-- START EXCERPTED RECORDS --

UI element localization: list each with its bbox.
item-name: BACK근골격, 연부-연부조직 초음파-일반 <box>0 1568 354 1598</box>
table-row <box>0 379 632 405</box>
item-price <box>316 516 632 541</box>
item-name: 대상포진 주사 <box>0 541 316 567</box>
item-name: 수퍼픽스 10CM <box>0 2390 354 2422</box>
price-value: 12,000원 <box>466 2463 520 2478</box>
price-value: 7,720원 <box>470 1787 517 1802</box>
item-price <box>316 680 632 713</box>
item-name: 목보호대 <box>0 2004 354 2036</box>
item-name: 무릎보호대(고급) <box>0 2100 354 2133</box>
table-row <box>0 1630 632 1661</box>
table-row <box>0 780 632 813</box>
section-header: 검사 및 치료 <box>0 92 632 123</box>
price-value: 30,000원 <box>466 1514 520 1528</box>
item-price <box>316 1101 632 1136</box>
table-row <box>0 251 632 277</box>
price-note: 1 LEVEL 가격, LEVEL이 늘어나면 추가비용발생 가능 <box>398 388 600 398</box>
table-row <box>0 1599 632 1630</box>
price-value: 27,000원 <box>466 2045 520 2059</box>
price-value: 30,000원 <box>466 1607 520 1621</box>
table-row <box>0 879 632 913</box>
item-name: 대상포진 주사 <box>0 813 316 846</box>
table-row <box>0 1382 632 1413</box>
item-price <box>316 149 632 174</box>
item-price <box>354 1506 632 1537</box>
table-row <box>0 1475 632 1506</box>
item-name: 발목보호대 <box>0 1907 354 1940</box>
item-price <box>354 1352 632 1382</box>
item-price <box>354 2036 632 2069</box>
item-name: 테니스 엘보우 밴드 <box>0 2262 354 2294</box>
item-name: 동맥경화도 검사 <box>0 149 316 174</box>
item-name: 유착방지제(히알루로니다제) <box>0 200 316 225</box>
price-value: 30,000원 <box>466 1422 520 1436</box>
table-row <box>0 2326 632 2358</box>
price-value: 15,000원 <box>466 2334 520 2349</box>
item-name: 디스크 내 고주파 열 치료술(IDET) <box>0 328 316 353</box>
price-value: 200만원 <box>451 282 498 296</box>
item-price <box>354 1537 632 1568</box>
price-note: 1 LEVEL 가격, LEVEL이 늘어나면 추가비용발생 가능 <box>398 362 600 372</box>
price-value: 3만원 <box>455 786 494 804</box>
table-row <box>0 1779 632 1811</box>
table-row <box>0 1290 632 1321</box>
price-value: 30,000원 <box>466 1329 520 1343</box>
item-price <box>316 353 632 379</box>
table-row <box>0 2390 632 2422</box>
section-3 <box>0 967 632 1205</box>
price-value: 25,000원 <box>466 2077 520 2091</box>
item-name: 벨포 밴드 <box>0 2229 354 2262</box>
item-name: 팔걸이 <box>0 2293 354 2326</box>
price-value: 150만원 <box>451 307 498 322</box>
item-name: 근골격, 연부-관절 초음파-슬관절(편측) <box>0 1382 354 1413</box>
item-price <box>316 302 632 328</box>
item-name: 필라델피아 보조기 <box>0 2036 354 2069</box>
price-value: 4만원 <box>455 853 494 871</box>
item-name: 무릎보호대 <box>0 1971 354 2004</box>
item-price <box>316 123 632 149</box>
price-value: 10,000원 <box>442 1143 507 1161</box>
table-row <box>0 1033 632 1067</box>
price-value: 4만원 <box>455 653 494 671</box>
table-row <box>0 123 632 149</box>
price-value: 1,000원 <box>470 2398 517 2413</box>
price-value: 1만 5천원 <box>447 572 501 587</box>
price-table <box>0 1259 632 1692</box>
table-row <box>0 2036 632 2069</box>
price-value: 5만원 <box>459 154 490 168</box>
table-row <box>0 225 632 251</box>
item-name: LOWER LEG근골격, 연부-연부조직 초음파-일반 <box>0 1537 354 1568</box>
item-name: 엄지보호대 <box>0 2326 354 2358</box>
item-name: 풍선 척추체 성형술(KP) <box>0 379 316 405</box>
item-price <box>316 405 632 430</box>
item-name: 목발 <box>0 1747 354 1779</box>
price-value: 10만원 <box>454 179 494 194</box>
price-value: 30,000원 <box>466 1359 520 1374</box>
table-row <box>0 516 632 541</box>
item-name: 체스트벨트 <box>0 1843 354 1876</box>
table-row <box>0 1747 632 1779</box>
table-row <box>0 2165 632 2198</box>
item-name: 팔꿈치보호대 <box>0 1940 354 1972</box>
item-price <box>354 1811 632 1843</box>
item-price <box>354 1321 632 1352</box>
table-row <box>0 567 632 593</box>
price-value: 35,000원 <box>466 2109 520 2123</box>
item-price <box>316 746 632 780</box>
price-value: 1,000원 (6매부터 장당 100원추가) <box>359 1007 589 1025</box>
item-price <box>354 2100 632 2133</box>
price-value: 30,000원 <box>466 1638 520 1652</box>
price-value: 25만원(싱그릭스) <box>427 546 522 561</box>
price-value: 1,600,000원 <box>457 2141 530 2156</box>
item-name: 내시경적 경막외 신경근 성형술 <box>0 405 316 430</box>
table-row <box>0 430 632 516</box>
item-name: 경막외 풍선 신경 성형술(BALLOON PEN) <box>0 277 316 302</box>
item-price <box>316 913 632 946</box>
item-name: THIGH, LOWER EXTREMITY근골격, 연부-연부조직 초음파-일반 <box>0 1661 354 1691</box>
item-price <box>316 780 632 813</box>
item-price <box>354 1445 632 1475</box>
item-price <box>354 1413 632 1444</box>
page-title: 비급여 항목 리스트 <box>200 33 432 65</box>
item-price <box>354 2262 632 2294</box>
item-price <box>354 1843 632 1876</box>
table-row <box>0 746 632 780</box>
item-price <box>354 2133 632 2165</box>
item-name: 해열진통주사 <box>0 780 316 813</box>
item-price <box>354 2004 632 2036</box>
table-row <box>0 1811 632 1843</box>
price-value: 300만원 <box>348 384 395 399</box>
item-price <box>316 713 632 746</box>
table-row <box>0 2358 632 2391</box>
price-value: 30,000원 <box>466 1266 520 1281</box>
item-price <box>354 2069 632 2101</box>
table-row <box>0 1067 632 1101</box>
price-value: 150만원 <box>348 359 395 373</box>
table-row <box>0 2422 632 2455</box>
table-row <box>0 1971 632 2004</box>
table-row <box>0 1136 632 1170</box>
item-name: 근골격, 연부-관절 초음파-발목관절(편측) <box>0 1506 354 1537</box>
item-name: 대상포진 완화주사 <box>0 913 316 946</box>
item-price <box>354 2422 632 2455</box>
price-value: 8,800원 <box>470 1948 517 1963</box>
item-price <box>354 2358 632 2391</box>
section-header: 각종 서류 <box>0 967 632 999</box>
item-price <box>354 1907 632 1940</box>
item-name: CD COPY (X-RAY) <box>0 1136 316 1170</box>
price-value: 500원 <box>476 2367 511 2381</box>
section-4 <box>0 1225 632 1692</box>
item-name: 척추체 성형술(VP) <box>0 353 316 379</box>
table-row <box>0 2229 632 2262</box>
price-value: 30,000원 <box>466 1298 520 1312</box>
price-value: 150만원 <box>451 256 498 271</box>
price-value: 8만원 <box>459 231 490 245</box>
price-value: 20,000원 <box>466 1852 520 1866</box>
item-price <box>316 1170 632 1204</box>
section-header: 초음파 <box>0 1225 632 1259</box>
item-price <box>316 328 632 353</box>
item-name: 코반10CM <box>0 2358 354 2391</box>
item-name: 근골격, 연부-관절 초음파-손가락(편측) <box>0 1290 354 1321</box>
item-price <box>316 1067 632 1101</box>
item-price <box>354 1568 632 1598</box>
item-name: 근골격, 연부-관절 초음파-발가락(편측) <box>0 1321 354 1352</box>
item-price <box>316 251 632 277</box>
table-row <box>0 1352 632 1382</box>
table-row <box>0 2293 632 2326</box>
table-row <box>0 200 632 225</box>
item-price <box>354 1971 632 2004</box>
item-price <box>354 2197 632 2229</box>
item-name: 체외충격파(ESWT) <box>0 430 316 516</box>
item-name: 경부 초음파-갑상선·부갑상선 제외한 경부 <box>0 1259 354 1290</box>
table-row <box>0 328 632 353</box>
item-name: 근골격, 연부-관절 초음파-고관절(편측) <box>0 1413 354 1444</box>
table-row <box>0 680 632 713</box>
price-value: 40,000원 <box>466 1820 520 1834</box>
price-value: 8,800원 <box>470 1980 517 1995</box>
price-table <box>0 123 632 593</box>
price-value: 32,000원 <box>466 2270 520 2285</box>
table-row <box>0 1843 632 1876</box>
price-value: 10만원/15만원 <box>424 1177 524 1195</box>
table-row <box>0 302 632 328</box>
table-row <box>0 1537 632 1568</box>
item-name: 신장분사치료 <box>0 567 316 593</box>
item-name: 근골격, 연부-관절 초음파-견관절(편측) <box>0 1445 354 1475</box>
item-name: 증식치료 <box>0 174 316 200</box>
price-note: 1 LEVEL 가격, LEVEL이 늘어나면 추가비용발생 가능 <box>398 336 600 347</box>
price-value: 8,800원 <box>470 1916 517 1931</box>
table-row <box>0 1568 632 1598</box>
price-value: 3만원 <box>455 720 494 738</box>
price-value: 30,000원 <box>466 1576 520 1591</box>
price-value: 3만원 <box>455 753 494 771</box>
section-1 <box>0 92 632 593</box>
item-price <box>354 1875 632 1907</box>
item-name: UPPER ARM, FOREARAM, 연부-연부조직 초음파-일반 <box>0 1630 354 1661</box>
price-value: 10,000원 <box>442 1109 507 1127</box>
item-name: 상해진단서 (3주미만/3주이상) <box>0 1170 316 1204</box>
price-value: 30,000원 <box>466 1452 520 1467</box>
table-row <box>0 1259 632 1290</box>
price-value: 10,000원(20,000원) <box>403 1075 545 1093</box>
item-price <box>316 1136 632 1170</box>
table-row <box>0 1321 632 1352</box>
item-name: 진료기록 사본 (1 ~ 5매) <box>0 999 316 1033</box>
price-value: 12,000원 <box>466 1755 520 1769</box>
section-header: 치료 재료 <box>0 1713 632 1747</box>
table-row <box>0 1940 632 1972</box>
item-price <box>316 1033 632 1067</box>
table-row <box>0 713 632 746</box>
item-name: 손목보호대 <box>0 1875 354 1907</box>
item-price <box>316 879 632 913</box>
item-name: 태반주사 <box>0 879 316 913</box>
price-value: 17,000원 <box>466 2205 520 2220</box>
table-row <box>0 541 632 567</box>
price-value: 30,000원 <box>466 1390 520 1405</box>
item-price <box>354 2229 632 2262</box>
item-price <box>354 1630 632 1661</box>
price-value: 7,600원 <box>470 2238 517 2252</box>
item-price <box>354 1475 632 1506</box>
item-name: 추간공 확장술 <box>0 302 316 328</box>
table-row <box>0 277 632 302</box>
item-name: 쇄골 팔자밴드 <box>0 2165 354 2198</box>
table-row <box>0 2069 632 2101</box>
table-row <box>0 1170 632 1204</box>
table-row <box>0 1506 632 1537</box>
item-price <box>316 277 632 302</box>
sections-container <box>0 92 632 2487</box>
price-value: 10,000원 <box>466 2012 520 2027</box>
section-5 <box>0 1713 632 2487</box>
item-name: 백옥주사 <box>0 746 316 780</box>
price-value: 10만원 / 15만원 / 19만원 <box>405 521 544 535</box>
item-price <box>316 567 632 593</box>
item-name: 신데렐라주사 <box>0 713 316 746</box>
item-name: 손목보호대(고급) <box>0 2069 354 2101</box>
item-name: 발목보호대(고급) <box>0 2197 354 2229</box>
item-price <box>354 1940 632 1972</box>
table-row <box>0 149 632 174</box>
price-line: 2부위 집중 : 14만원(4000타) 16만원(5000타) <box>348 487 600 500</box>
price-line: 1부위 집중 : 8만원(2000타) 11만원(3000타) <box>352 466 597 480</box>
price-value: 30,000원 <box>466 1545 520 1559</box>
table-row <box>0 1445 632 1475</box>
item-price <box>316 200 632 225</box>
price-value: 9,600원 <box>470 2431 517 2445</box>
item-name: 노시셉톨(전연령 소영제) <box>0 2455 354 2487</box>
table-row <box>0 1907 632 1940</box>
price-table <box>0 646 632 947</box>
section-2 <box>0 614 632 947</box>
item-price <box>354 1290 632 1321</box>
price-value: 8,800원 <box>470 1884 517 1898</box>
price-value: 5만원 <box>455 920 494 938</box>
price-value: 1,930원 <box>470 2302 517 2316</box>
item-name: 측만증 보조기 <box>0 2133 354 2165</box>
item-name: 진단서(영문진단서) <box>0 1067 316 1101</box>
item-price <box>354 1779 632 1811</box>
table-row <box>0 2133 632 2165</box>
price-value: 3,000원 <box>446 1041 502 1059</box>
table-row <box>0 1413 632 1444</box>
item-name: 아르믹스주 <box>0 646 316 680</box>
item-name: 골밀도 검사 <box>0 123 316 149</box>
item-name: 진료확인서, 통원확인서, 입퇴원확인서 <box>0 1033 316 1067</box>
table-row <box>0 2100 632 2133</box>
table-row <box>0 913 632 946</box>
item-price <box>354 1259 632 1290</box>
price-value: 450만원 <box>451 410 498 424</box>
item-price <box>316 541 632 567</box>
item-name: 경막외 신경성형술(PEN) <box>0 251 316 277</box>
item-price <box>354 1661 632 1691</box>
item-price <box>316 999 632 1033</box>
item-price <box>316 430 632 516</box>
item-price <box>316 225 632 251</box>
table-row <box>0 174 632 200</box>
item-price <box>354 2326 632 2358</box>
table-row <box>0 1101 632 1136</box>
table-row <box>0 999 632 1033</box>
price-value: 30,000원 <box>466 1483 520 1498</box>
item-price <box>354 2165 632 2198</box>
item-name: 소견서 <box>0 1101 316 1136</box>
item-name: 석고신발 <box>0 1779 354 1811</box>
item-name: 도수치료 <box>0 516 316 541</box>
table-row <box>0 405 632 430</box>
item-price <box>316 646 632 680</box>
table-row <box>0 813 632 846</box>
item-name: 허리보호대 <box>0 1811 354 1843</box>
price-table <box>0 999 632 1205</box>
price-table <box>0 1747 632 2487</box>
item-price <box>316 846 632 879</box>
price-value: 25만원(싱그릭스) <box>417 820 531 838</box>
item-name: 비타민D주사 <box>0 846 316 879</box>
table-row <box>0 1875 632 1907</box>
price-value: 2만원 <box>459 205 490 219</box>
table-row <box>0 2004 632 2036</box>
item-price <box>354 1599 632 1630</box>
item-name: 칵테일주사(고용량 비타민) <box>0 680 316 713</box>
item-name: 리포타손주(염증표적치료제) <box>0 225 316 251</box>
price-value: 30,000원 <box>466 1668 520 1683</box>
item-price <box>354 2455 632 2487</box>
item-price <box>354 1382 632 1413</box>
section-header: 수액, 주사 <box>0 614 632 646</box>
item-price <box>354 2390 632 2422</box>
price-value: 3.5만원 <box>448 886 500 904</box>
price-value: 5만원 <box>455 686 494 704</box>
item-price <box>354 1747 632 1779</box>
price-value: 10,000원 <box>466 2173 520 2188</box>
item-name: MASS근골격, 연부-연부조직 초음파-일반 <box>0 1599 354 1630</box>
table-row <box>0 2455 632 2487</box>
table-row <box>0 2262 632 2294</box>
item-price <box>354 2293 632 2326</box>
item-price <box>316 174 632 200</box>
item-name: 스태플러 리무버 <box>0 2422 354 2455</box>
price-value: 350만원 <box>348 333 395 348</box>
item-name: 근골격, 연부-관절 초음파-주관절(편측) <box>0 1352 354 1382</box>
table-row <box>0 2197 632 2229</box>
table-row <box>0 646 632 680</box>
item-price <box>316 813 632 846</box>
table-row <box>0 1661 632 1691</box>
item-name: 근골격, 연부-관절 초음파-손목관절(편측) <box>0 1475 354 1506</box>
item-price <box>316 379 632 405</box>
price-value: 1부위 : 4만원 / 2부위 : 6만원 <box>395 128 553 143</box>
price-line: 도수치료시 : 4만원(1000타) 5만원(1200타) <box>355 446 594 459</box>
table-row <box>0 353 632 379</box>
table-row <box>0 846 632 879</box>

-- END EXCERPTED RECORDS --

• **WHAT THE EXERCISE ASKS**
Gather every line of the records that contains the string "note", matching case exactly.

• **SOLUTION TO THIS TASK**
price-note: 1 LEVEL 가격, LEVEL이 늘어나면 추가비용발생 가능 <box>398 388 600 398</box>
price-note: 1 LEVEL 가격, LEVEL이 늘어나면 추가비용발생 가능 <box>398 362 600 372</box>
price-note: 1 LEVEL 가격, LEVEL이 늘어나면 추가비용발생 가능 <box>398 336 600 347</box>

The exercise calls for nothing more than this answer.